JOB >> Rewrite the lines below, renaming every instance of "point" to "marker" and keeping everything else unchanged.

Collected data >>

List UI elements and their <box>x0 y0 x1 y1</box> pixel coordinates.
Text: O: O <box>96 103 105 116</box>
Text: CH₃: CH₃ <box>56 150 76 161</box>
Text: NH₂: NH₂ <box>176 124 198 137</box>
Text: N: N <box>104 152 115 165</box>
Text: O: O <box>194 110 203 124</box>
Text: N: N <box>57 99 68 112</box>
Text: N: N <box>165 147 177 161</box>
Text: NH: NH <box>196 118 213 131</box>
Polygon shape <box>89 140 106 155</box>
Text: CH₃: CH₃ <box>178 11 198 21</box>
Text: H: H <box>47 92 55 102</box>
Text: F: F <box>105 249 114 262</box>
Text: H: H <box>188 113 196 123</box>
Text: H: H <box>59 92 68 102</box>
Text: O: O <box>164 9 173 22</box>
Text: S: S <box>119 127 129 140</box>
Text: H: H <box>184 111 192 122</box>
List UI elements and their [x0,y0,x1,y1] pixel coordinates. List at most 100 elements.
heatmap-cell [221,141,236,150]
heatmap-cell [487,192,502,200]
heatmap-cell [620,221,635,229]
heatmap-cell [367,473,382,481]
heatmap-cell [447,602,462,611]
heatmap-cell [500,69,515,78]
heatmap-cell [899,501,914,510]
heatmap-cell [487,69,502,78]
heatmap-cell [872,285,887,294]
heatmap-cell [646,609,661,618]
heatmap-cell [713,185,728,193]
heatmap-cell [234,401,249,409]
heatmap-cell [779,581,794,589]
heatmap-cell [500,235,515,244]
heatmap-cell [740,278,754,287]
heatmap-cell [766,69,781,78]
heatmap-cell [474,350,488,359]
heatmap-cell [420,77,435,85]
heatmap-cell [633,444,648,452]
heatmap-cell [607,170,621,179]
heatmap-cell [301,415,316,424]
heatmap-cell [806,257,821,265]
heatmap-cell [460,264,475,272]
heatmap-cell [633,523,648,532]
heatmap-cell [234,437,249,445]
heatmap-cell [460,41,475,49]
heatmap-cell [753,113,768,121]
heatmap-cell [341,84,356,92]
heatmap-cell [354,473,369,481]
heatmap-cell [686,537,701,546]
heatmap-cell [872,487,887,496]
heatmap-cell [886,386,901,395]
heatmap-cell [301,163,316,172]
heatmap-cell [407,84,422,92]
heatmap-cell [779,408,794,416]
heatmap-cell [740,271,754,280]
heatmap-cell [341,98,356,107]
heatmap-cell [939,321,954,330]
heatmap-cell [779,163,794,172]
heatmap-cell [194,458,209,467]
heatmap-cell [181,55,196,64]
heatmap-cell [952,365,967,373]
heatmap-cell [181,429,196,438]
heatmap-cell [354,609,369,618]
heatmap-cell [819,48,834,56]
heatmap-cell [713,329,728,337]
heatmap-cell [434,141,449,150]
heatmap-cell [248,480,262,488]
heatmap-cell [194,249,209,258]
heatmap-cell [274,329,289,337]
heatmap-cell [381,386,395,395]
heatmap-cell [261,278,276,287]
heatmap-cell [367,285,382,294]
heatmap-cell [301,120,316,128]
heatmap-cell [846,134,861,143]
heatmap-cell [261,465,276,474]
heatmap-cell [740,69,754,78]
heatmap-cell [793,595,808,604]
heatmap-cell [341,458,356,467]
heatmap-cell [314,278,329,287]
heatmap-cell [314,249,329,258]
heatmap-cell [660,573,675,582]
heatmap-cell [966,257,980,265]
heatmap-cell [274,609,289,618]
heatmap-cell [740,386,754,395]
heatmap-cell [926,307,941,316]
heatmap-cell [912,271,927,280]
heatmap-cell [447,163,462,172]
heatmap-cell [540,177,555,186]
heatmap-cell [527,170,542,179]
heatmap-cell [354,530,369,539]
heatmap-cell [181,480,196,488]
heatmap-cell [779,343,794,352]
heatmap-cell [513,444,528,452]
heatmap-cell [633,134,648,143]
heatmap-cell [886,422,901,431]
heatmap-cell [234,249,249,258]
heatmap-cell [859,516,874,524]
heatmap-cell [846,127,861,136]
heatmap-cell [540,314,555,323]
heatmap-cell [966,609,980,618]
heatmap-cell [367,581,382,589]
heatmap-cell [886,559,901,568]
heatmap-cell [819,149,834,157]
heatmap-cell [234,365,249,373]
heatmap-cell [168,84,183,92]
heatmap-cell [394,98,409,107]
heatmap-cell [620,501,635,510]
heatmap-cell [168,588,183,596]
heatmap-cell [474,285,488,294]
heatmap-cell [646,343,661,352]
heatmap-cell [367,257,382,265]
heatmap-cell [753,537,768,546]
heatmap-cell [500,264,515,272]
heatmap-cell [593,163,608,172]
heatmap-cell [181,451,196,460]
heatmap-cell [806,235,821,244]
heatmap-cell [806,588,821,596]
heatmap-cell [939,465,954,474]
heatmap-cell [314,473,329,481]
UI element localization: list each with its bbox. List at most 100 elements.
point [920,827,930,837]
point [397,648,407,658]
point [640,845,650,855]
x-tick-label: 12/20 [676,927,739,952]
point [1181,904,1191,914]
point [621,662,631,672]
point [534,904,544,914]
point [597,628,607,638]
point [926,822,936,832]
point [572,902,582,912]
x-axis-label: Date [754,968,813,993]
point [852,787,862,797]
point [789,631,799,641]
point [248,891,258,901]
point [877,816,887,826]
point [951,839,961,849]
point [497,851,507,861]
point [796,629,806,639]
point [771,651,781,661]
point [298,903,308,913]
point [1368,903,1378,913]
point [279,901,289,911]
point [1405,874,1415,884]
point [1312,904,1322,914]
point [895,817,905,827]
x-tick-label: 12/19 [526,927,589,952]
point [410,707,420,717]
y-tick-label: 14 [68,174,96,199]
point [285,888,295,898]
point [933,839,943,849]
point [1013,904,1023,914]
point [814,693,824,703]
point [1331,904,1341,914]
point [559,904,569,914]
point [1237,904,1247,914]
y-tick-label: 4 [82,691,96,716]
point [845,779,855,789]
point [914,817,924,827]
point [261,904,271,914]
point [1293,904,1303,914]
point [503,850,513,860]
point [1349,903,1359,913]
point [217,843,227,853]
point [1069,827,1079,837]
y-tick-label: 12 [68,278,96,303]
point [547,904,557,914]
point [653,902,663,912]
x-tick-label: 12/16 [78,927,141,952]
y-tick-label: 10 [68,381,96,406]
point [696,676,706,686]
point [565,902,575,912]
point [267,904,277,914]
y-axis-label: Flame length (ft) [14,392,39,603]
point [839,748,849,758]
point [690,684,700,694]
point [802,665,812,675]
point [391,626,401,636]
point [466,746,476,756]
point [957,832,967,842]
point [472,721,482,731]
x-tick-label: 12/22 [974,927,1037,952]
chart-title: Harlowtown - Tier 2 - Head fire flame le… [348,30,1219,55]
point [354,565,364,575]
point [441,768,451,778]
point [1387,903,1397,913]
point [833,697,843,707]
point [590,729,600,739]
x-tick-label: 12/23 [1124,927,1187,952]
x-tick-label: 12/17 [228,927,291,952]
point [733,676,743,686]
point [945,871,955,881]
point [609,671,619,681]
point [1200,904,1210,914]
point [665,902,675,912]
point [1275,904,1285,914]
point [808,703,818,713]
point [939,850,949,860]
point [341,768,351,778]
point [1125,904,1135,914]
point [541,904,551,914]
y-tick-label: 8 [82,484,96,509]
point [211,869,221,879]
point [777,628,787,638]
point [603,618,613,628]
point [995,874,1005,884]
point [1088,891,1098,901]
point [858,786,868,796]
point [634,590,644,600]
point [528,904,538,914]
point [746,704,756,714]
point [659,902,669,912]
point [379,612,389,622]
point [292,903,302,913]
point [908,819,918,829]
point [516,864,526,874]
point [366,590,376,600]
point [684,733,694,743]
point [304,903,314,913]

FULL ANSWER >>
List UI elements and their <box>x0 y0 x1 y1</box> pixel coordinates.
Text: O: O <box>96 103 105 116</box>
Text: CH₃: CH₃ <box>56 150 76 161</box>
Text: NH₂: NH₂ <box>176 124 198 137</box>
Text: N: N <box>104 152 115 165</box>
Text: O: O <box>194 110 203 124</box>
Text: N: N <box>57 99 68 112</box>
Text: N: N <box>165 147 177 161</box>
Text: NH: NH <box>196 118 213 131</box>
Polygon shape <box>89 140 106 155</box>
Text: CH₃: CH₃ <box>178 11 198 21</box>
Text: H: H <box>47 92 55 102</box>
Text: F: F <box>105 249 114 262</box>
Text: H: H <box>188 113 196 123</box>
Text: H: H <box>59 92 68 102</box>
Text: O: O <box>164 9 173 22</box>
Text: S: S <box>119 127 129 140</box>
Text: H: H <box>184 111 192 122</box>
List UI elements and their [x0,y0,x1,y1] pixel coordinates. List at most 100 elements.
heatmap-cell [221,141,236,150]
heatmap-cell [487,192,502,200]
heatmap-cell [620,221,635,229]
heatmap-cell [367,473,382,481]
heatmap-cell [447,602,462,611]
heatmap-cell [500,69,515,78]
heatmap-cell [899,501,914,510]
heatmap-cell [487,69,502,78]
heatmap-cell [872,285,887,294]
heatmap-cell [646,609,661,618]
heatmap-cell [713,185,728,193]
heatmap-cell [234,401,249,409]
heatmap-cell [779,581,794,589]
heatmap-cell [500,235,515,244]
heatmap-cell [740,278,754,287]
heatmap-cell [766,69,781,78]
heatmap-cell [474,350,488,359]
heatmap-cell [420,77,435,85]
heatmap-cell [633,444,648,452]
heatmap-cell [607,170,621,179]
heatmap-cell [301,415,316,424]
heatmap-cell [806,257,821,265]
heatmap-cell [460,264,475,272]
heatmap-cell [633,523,648,532]
heatmap-cell [234,437,249,445]
heatmap-cell [460,41,475,49]
heatmap-cell [753,113,768,121]
heatmap-cell [341,84,356,92]
heatmap-cell [354,473,369,481]
heatmap-cell [686,537,701,546]
heatmap-cell [872,487,887,496]
heatmap-cell [886,386,901,395]
heatmap-cell [301,163,316,172]
heatmap-cell [407,84,422,92]
heatmap-cell [779,408,794,416]
heatmap-cell [740,271,754,280]
heatmap-cell [341,98,356,107]
heatmap-cell [939,321,954,330]
heatmap-cell [779,163,794,172]
heatmap-cell [194,458,209,467]
heatmap-cell [181,55,196,64]
heatmap-cell [952,365,967,373]
heatmap-cell [181,429,196,438]
heatmap-cell [354,609,369,618]
heatmap-cell [819,48,834,56]
heatmap-cell [713,329,728,337]
heatmap-cell [434,141,449,150]
heatmap-cell [248,480,262,488]
heatmap-cell [194,249,209,258]
heatmap-cell [274,329,289,337]
heatmap-cell [381,386,395,395]
heatmap-cell [261,278,276,287]
heatmap-cell [367,285,382,294]
heatmap-cell [301,120,316,128]
heatmap-cell [846,134,861,143]
heatmap-cell [261,465,276,474]
heatmap-cell [740,69,754,78]
heatmap-cell [793,595,808,604]
heatmap-cell [341,458,356,467]
heatmap-cell [314,278,329,287]
heatmap-cell [314,249,329,258]
heatmap-cell [660,573,675,582]
heatmap-cell [966,257,980,265]
heatmap-cell [274,609,289,618]
heatmap-cell [740,386,754,395]
heatmap-cell [926,307,941,316]
heatmap-cell [912,271,927,280]
heatmap-cell [447,163,462,172]
heatmap-cell [540,177,555,186]
heatmap-cell [527,170,542,179]
heatmap-cell [354,530,369,539]
heatmap-cell [181,480,196,488]
heatmap-cell [779,343,794,352]
heatmap-cell [513,444,528,452]
heatmap-cell [633,134,648,143]
heatmap-cell [886,422,901,431]
heatmap-cell [234,249,249,258]
heatmap-cell [859,516,874,524]
heatmap-cell [846,127,861,136]
heatmap-cell [540,314,555,323]
heatmap-cell [966,609,980,618]
heatmap-cell [367,581,382,589]
heatmap-cell [886,559,901,568]
heatmap-cell [819,149,834,157]
heatmap-cell [234,365,249,373]
heatmap-cell [168,84,183,92]
heatmap-cell [394,98,409,107]
heatmap-cell [620,501,635,510]
heatmap-cell [168,588,183,596]
heatmap-cell [474,285,488,294]
heatmap-cell [646,343,661,352]
heatmap-cell [367,257,382,265]
heatmap-cell [753,537,768,546]
heatmap-cell [500,264,515,272]
heatmap-cell [593,163,608,172]
heatmap-cell [181,451,196,460]
heatmap-cell [806,235,821,244]
heatmap-cell [806,588,821,596]
heatmap-cell [939,465,954,474]
heatmap-cell [314,473,329,481]
UI element localization: list each with its bbox. List at most 100 elements.
marker [920,827,930,837]
marker [397,648,407,658]
marker [640,845,650,855]
x-tick-label: 12/20 [676,927,739,952]
marker [1181,904,1191,914]
marker [621,662,631,672]
marker [534,904,544,914]
marker [597,628,607,638]
marker [926,822,936,832]
marker [572,902,582,912]
x-axis-label: Date [754,968,813,993]
marker [852,787,862,797]
marker [789,631,799,641]
marker [248,891,258,901]
marker [877,816,887,826]
marker [951,839,961,849]
marker [497,851,507,861]
marker [796,629,806,639]
marker [771,651,781,661]
marker [298,903,308,913]
marker [1368,903,1378,913]
marker [279,901,289,911]
marker [1405,874,1415,884]
marker [1312,904,1322,914]
marker [895,817,905,827]
x-tick-label: 12/19 [526,927,589,952]
marker [410,707,420,717]
y-tick-label: 14 [68,174,96,199]
marker [285,888,295,898]
marker [933,839,943,849]
marker [1013,904,1023,914]
marker [814,693,824,703]
marker [1331,904,1341,914]
marker [559,904,569,914]
marker [1237,904,1247,914]
y-tick-label: 4 [82,691,96,716]
marker [845,779,855,789]
marker [914,817,924,827]
marker [261,904,271,914]
marker [1293,904,1303,914]
marker [503,850,513,860]
marker [1349,903,1359,913]
marker [217,843,227,853]
marker [1069,827,1079,837]
y-tick-label: 12 [68,278,96,303]
marker [547,904,557,914]
marker [653,902,663,912]
x-tick-label: 12/16 [78,927,141,952]
y-tick-label: 10 [68,381,96,406]
marker [696,676,706,686]
marker [565,902,575,912]
marker [267,904,277,914]
y-axis-label: Flame length (ft) [14,392,39,603]
marker [839,748,849,758]
marker [690,684,700,694]
marker [802,665,812,675]
marker [391,626,401,636]
marker [466,746,476,756]
marker [957,832,967,842]
marker [472,721,482,731]
x-tick-label: 12/22 [974,927,1037,952]
chart-title: Harlowtown - Tier 2 - Head fire flame le… [348,30,1219,55]
marker [354,565,364,575]
marker [441,768,451,778]
marker [1387,903,1397,913]
marker [833,697,843,707]
marker [590,729,600,739]
x-tick-label: 12/23 [1124,927,1187,952]
x-tick-label: 12/17 [228,927,291,952]
marker [733,676,743,686]
marker [945,871,955,881]
marker [609,671,619,681]
marker [1200,904,1210,914]
marker [665,902,675,912]
marker [1275,904,1285,914]
marker [808,703,818,713]
marker [939,850,949,860]
marker [341,768,351,778]
marker [1125,904,1135,914]
marker [541,904,551,914]
y-tick-label: 8 [82,484,96,509]
marker [211,869,221,879]
marker [777,628,787,638]
marker [603,618,613,628]
marker [995,874,1005,884]
marker [1088,891,1098,901]
marker [858,786,868,796]
marker [634,590,644,600]
marker [528,904,538,914]
marker [746,704,756,714]
marker [659,902,669,912]
marker [379,612,389,622]
marker [292,903,302,913]
marker [908,819,918,829]
marker [516,864,526,874]
marker [366,590,376,600]
marker [684,733,694,743]
marker [304,903,314,913]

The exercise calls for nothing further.